Direction —
Separate out the lines that hold "Service".
-- start --
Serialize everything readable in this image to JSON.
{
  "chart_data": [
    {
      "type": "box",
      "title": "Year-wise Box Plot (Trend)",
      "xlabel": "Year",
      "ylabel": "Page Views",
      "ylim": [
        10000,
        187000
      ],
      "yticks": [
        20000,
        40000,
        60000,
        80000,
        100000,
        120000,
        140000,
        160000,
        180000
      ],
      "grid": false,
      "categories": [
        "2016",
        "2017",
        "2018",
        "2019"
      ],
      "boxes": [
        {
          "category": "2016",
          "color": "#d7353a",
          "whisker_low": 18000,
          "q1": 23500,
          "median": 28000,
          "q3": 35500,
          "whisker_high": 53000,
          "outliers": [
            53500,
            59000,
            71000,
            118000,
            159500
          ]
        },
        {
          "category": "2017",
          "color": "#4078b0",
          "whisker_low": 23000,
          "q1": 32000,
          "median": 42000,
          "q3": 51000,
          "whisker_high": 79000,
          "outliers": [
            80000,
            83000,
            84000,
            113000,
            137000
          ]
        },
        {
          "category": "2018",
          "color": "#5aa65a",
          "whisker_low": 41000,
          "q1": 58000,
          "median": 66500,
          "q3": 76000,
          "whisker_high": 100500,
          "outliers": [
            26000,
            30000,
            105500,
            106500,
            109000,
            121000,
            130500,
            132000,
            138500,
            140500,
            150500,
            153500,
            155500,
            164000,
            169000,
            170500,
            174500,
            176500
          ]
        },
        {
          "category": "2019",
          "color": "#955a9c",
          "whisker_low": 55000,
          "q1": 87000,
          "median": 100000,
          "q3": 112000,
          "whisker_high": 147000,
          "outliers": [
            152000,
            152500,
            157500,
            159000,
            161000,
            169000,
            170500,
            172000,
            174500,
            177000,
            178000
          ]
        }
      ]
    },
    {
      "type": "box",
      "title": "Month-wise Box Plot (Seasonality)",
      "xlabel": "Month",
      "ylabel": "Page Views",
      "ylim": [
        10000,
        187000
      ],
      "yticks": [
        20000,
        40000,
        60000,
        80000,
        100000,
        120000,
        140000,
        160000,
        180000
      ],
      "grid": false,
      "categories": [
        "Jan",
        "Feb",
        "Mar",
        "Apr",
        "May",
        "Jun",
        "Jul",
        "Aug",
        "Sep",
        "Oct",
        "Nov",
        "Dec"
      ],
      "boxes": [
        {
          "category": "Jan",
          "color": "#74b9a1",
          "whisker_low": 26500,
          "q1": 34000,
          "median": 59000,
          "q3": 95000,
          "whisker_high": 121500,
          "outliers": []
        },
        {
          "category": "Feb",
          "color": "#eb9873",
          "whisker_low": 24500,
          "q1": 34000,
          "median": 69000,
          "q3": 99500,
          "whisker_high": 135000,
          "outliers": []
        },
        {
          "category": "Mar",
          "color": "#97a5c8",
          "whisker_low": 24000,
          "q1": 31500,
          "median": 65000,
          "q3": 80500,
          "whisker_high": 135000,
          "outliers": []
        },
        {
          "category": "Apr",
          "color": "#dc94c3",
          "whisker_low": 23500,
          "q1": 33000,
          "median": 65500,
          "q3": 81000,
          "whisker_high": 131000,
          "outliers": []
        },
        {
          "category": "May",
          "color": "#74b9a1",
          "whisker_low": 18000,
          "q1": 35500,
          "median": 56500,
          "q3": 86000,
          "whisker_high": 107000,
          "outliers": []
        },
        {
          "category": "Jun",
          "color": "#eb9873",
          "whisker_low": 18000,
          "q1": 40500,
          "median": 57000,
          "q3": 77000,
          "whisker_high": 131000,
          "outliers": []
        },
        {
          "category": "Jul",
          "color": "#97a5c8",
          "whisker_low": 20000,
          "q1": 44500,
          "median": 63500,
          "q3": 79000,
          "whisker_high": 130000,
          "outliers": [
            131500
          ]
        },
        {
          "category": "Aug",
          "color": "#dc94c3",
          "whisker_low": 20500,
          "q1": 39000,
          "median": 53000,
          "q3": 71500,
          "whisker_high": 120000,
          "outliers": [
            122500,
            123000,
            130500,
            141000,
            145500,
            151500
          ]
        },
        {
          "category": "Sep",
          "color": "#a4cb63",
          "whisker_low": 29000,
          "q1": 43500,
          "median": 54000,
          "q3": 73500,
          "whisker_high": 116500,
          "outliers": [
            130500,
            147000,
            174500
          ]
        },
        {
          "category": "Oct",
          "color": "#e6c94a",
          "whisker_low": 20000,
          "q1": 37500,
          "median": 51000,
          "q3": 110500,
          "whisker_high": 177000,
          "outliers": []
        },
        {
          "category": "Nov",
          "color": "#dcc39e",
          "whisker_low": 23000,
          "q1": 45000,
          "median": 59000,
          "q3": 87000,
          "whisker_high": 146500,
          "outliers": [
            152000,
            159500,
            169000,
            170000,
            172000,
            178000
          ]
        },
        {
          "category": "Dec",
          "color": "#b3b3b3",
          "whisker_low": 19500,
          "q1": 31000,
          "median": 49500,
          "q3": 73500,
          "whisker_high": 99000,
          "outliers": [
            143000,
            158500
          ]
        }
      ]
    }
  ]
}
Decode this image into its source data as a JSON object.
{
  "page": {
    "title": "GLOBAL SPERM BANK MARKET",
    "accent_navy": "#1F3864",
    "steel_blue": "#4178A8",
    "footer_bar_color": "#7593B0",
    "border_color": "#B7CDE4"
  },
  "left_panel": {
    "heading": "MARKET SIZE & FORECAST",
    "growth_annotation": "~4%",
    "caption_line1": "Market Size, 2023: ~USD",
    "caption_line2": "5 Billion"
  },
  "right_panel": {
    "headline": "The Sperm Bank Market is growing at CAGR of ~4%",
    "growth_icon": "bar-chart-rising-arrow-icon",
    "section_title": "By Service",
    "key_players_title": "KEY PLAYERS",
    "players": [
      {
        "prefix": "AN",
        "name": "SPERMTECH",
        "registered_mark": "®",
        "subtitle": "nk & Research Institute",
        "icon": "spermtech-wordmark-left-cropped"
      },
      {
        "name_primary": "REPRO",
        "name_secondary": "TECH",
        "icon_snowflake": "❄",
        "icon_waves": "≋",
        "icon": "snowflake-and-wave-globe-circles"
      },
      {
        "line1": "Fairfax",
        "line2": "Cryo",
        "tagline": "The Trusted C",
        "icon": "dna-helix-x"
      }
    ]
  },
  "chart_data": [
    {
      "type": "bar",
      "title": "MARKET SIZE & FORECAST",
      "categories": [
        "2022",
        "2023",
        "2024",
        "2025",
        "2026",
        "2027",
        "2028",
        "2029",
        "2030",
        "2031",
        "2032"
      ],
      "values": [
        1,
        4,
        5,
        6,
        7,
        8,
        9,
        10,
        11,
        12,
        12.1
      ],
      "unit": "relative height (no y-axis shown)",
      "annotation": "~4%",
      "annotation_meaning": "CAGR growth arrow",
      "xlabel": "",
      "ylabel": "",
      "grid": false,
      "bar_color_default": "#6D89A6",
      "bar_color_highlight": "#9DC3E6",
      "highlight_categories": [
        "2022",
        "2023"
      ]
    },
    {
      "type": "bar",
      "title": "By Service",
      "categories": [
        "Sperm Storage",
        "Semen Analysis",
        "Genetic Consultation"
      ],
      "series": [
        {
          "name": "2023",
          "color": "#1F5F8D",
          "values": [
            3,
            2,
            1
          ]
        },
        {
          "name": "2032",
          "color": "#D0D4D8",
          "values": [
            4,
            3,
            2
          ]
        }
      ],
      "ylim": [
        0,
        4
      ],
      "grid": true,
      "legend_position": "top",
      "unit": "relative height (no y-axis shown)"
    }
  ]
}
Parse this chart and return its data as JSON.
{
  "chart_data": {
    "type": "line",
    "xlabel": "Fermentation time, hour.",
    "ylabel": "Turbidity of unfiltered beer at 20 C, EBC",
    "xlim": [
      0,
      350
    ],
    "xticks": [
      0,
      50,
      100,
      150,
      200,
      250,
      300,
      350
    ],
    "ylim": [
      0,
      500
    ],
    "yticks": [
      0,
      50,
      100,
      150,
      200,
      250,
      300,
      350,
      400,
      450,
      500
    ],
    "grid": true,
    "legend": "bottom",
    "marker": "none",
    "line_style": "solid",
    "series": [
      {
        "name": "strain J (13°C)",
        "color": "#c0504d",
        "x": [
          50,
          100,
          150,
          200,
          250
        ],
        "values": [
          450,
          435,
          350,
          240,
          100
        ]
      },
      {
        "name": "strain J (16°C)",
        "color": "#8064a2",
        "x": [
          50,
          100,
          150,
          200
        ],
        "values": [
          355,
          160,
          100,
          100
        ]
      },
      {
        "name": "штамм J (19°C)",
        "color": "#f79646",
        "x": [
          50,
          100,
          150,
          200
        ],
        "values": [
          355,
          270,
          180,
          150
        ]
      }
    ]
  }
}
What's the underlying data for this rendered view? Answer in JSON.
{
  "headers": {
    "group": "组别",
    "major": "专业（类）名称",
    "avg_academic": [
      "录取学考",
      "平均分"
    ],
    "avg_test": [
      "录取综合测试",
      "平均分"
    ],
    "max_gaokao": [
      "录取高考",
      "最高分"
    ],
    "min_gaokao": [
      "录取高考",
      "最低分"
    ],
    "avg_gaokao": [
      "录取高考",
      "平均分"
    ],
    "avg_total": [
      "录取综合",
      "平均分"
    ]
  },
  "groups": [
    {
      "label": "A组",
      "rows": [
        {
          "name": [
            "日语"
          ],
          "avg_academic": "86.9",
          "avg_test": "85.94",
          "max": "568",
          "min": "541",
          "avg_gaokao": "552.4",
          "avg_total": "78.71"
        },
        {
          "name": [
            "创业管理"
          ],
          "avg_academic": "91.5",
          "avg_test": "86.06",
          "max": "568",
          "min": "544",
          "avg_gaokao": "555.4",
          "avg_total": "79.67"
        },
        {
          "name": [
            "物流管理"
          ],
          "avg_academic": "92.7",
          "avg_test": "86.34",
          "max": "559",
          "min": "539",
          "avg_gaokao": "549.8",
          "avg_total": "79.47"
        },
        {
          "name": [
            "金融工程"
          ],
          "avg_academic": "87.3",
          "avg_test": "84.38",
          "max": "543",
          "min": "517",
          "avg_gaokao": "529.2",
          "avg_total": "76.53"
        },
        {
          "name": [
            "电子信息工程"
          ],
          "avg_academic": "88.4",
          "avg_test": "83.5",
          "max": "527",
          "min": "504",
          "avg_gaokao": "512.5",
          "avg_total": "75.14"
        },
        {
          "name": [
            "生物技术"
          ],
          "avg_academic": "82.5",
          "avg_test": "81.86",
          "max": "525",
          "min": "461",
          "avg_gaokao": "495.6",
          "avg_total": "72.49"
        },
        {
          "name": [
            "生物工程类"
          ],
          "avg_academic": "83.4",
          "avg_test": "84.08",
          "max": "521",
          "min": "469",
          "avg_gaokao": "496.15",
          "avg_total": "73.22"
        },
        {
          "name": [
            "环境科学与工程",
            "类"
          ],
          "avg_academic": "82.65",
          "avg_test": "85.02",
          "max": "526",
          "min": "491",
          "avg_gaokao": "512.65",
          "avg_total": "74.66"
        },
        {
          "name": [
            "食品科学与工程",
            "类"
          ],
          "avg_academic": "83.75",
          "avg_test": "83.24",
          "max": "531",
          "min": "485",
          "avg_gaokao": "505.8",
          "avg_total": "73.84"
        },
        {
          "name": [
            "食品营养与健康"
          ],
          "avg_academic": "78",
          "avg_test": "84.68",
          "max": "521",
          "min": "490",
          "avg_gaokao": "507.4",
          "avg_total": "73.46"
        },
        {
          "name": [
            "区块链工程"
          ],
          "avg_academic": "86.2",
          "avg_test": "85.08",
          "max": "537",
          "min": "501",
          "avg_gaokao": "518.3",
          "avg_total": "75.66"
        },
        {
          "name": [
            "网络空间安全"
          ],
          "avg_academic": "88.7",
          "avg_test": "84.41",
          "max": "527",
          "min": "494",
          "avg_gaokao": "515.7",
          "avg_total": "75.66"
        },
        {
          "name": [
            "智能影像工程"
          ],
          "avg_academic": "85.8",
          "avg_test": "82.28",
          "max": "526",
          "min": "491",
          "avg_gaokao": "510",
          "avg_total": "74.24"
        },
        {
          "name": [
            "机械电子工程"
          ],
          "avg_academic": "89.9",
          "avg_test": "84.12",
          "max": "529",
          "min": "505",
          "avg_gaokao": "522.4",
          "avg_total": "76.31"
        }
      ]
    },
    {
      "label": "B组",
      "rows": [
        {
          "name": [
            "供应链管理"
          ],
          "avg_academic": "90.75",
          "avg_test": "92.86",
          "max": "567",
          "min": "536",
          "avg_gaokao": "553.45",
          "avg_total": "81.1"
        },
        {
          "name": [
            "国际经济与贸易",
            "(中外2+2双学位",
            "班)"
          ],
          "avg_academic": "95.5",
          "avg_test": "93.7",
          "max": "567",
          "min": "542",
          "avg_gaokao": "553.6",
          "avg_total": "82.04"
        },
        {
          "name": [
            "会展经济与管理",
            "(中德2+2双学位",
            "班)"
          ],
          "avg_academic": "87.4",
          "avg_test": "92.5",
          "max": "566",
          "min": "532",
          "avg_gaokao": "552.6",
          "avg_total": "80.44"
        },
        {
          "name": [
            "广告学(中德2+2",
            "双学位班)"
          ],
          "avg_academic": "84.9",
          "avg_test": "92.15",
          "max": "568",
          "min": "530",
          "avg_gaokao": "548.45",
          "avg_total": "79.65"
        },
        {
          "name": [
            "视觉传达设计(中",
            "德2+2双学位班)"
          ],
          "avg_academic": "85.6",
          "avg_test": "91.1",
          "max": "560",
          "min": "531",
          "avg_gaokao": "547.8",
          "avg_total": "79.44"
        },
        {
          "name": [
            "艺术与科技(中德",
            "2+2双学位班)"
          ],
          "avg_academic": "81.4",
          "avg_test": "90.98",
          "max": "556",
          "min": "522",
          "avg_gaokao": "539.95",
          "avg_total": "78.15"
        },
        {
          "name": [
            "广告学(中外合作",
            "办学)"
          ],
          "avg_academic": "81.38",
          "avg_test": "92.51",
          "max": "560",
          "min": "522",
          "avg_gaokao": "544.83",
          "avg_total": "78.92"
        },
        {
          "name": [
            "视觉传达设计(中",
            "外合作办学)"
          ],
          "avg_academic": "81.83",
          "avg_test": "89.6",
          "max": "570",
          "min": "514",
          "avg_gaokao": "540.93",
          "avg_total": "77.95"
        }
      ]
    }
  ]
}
-- end --
Response for this exercise —
    "section_title": "By Service",
      "title": "By Service",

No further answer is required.